■ **EXERCISE MATERIALS**:
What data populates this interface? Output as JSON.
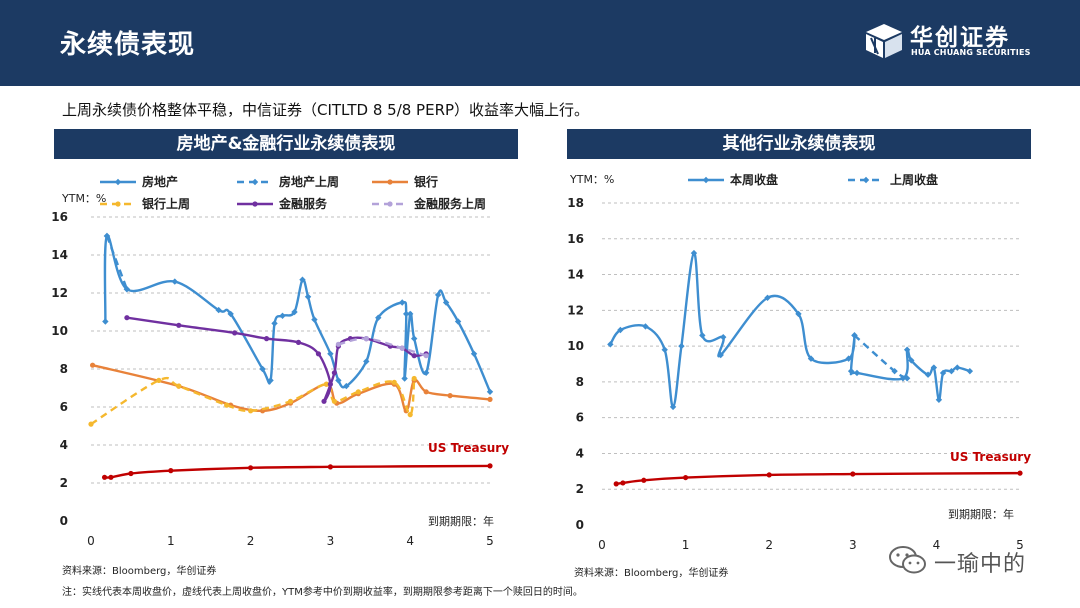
{
  "page": {
    "title": "永续债表现",
    "summary": "上周永续债价格整体平稳，中信证券（CITLTD 8 5/8 PERP）收益率大幅上行。",
    "logo_cn": "华创证券",
    "logo_en": "HUA CHUANG SECURITIES",
    "source_left": "资料来源：Bloomberg，华创证券",
    "source_right": "资料来源：Bloomberg，华创证券",
    "note": "注：实线代表本周收盘价，虚线代表上周收盘价，YTM参考中价到期收益率，到期期限参考距离下一个赎回日的时间。",
    "watermark": "一瑜中的"
  },
  "colors": {
    "header_bg": "#1c3a63",
    "property": "#3e8ed0",
    "bank": "#e8823a",
    "bank_last": "#f5b82e",
    "finance": "#7030a0",
    "finance_last": "#b3a2d9",
    "treasury": "#c00000"
  },
  "chart_data": [
    {
      "type": "line",
      "title": "房地产&金融行业永续债表现",
      "ylabel": "YTM：%",
      "xlabel": "到期期限：年",
      "xlim": [
        0,
        5
      ],
      "ylim": [
        0,
        16
      ],
      "xticks": [
        0,
        1,
        2,
        3,
        4,
        5
      ],
      "yticks": [
        0,
        2,
        4,
        6,
        8,
        10,
        12,
        14,
        16
      ],
      "annotation": "US Treasury",
      "series": [
        {
          "name": "房地产",
          "key": "property",
          "dash": false,
          "marker": "diamond",
          "x": [
            0.18,
            0.2,
            0.45,
            1.05,
            1.6,
            1.75,
            2.15,
            2.25,
            2.3,
            2.4,
            2.55,
            2.65,
            2.72,
            2.8,
            3.0,
            3.1,
            3.2,
            3.45,
            3.6,
            3.9,
            3.95,
            3.93,
            4.0,
            4.05,
            4.2,
            4.35,
            4.45,
            4.6,
            4.8,
            5.0
          ],
          "y": [
            10.5,
            15.0,
            12.2,
            12.6,
            11.1,
            10.9,
            8.0,
            7.4,
            10.4,
            10.8,
            11.0,
            12.7,
            11.8,
            10.6,
            8.8,
            7.4,
            7.1,
            8.4,
            10.7,
            11.5,
            10.9,
            7.5,
            10.9,
            9.6,
            7.8,
            11.9,
            11.5,
            10.5,
            8.8,
            6.8
          ]
        },
        {
          "name": "房地产上周",
          "key": "property",
          "dash": true,
          "marker": "diamond",
          "x": [
            0.2,
            0.45
          ],
          "y": [
            15.0,
            12.2
          ]
        },
        {
          "name": "银行",
          "key": "bank",
          "dash": false,
          "marker": "circle",
          "x": [
            0.02,
            1.1,
            1.75,
            2.15,
            2.5,
            2.95,
            3.08,
            3.35,
            3.8,
            3.95,
            4.05,
            4.2,
            4.5,
            5.0
          ],
          "y": [
            8.2,
            7.1,
            6.1,
            5.8,
            6.2,
            7.2,
            6.2,
            6.7,
            7.2,
            5.8,
            7.4,
            6.8,
            6.6,
            6.4
          ]
        },
        {
          "name": "银行上周",
          "key": "bank_last",
          "dash": true,
          "marker": "circle",
          "x": [
            0.0,
            0.85,
            1.1,
            1.7,
            2.0,
            2.5,
            2.95,
            3.05,
            3.35,
            3.8,
            4.0,
            4.05
          ],
          "y": [
            5.1,
            7.4,
            7.1,
            6.1,
            5.8,
            6.3,
            7.2,
            6.3,
            6.8,
            7.3,
            5.6,
            7.5
          ]
        },
        {
          "name": "金融服务",
          "key": "finance",
          "dash": false,
          "marker": "circle",
          "x": [
            0.45,
            1.1,
            1.8,
            2.2,
            2.6,
            2.85,
            3.0,
            2.92,
            3.05,
            3.1,
            3.25,
            3.45,
            3.75,
            3.9,
            4.05,
            4.2
          ],
          "y": [
            10.7,
            10.3,
            9.9,
            9.6,
            9.4,
            8.8,
            7.2,
            6.3,
            7.8,
            9.2,
            9.6,
            9.6,
            9.2,
            9.1,
            8.7,
            8.8
          ]
        },
        {
          "name": "金融服务上周",
          "key": "finance_last",
          "dash": true,
          "marker": "circle",
          "x": [
            3.1,
            3.45,
            3.9,
            4.2
          ],
          "y": [
            9.3,
            9.6,
            9.1,
            8.7
          ]
        },
        {
          "name": "US Treasury",
          "key": "treasury",
          "dash": false,
          "marker": "circle",
          "legend": false,
          "x": [
            0.17,
            0.25,
            0.5,
            1.0,
            2.0,
            3.0,
            5.0
          ],
          "y": [
            2.3,
            2.3,
            2.5,
            2.65,
            2.8,
            2.85,
            2.9
          ]
        }
      ]
    },
    {
      "type": "line",
      "title": "其他行业永续债表现",
      "ylabel": "YTM：%",
      "xlabel": "到期期限：年",
      "xlim": [
        0,
        5
      ],
      "ylim": [
        0,
        18
      ],
      "xticks": [
        0,
        1,
        2,
        3,
        4,
        5
      ],
      "yticks": [
        0,
        2,
        4,
        6,
        8,
        10,
        12,
        14,
        16,
        18
      ],
      "annotation": "US Treasury",
      "series": [
        {
          "name": "本周收盘",
          "key": "property",
          "dash": false,
          "marker": "diamond",
          "x": [
            0.1,
            0.22,
            0.52,
            0.75,
            0.85,
            0.95,
            1.1,
            1.2,
            1.45,
            1.42,
            1.98,
            2.35,
            2.5,
            2.95,
            3.02,
            2.98,
            3.05,
            3.6,
            3.65,
            3.7,
            3.9,
            3.97,
            4.03,
            4.08,
            4.18,
            4.25,
            4.4
          ],
          "y": [
            10.1,
            10.9,
            11.1,
            9.8,
            6.6,
            10.0,
            15.2,
            10.6,
            10.5,
            9.5,
            12.7,
            11.8,
            9.3,
            9.3,
            10.6,
            8.6,
            8.5,
            8.2,
            9.8,
            9.2,
            8.4,
            8.8,
            7.0,
            8.5,
            8.6,
            8.8,
            8.6
          ]
        },
        {
          "name": "上周收盘",
          "key": "property",
          "dash": true,
          "marker": "diamond",
          "x": [
            3.02,
            3.5,
            3.65
          ],
          "y": [
            10.6,
            8.6,
            8.2
          ]
        },
        {
          "name": "US Treasury",
          "key": "treasury",
          "dash": false,
          "marker": "circle",
          "legend": false,
          "x": [
            0.17,
            0.25,
            0.5,
            1.0,
            2.0,
            3.0,
            5.0
          ],
          "y": [
            2.3,
            2.35,
            2.5,
            2.65,
            2.8,
            2.85,
            2.9
          ]
        }
      ]
    }
  ]
}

■ **WHAT TO DO**:
Filter the data for the string "title" and copy every line that has it.

■ **CORRECT RESULT**:
    "title": "永续债表现",
      "title": "房地产&金融行业永续债表现",
      "title": "其他行业永续债表现",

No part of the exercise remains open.